Document extract:
■ ■ ■ ■

FXstreet.com (Edinburgh) -The USD is gathering steam now, as the risk appetite seems to be taking a breather on Tuesday and pushing the USD/JPY beyond the triple-digit resistance.

USD/JPY back to 100.00

The Japanese yen has resumed its depreciation as risk appetite trends have re-emerged after the poor US Payrolls last Friday. In the same tone, the gap between JGB yields and overseas bond markets continues to widen, removing support for the yen. There is no further news regarding the sales tax hike although PM S.Abe would encourage more growth-oriented measures. “This textbook combination of fiscal tightening and looser monetary policy is set to keep the yen weakening. For now USDJPY is likely to remain supported by modest expectations of the Fed tapering its quantitative easing. But over the medium term, the risk of another major increase in Japan's quantitative easing is also set to push the currency pair higher over the next few months”, assessed Mansoor Mohi-uddin, Director of FX Strategy at UBS.

■ ■ ■ ■

Entries supplied:
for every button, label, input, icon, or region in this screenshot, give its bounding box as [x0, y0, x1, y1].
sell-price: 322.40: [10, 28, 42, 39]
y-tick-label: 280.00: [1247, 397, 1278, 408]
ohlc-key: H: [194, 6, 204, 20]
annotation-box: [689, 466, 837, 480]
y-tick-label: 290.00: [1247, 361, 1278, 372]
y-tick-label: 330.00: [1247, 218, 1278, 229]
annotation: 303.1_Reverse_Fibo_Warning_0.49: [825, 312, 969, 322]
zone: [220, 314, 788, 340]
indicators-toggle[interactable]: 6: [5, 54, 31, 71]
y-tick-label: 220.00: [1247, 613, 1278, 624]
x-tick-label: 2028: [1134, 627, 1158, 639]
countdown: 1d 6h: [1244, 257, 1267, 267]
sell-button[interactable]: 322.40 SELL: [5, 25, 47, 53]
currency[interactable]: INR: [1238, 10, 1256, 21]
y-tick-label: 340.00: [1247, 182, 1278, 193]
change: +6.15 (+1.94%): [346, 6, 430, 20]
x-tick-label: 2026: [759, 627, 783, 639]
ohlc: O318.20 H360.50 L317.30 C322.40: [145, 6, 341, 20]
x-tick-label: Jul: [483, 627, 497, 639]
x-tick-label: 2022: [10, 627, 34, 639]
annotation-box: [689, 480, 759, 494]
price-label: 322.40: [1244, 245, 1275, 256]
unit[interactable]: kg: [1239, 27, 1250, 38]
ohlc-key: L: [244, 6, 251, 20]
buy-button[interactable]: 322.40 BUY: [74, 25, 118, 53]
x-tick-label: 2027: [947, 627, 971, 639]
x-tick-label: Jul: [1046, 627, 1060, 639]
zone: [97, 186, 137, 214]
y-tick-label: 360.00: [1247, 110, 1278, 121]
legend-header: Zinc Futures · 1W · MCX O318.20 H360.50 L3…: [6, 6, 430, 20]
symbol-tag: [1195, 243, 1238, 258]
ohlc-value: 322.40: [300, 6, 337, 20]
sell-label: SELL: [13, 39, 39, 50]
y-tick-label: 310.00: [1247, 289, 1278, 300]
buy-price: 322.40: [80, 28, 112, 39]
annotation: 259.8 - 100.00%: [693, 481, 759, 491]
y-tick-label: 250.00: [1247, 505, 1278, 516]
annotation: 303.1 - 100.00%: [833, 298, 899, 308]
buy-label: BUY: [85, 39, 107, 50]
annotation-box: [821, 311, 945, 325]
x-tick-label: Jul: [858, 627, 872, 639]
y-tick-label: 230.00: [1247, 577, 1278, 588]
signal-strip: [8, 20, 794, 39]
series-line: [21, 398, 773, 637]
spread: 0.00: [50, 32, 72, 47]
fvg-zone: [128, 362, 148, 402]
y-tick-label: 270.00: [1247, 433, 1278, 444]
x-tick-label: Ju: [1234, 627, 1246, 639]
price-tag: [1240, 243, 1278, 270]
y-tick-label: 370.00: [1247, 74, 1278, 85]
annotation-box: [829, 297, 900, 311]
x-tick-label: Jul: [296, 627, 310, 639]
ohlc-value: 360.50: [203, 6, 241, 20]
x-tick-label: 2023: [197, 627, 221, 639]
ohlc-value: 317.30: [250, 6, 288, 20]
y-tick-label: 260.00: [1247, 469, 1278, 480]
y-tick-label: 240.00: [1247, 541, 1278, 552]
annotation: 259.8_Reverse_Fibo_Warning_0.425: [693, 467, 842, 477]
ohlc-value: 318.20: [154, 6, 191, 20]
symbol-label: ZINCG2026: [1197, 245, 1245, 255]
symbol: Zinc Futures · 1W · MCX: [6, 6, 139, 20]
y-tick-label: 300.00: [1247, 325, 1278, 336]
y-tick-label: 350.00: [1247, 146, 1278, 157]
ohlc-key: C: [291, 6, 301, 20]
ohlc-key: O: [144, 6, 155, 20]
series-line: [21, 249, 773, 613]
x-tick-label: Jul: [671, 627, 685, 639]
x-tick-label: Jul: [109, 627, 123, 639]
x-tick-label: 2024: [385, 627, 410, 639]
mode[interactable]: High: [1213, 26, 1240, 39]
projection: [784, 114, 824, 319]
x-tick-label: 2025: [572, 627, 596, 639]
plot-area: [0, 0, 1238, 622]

■ ■ ■ ■

Stated goal A: From the USD/JPY market report, copy word for word the passage that begins with the words containing "FXstreet.com (Edinburgh) -The" and ends with "the triple-digit resistance.".
Stated goal B: Extend the USD/JPY market report, picking up right after its final sentence.

Right answer A:
FXstreet.com (Edinburgh) -The USD is gathering steam now, as the risk appetite seems to be taking a breather on Tuesday and pushing the USD/JPY beyond the triple-digit resistance.

Right answer B:
USD/JPY key levels

The pair is now up 0.45% at 100.02 facing the next hurdle at 100.24 (high Sep.6) followed by 100.45 (highs Jul.24/25) and finally 101.05 (high Jul.22). On the flip side, a breakdown of 99.47 (low Sep.10) would open the door to 99.34 (low Sep.9) and then 99.25 (cloud top).

Flash: USD/JPY weaker as global risk sentiment improves - BTMU

Lee Hardman, FX analyst at the Bank of Tokyo Mitsubishi UFJ notes that the yen is continuing to trade on a weaker footing as global investor risk sentiment improves and yield spreads between Japan and overseas widen.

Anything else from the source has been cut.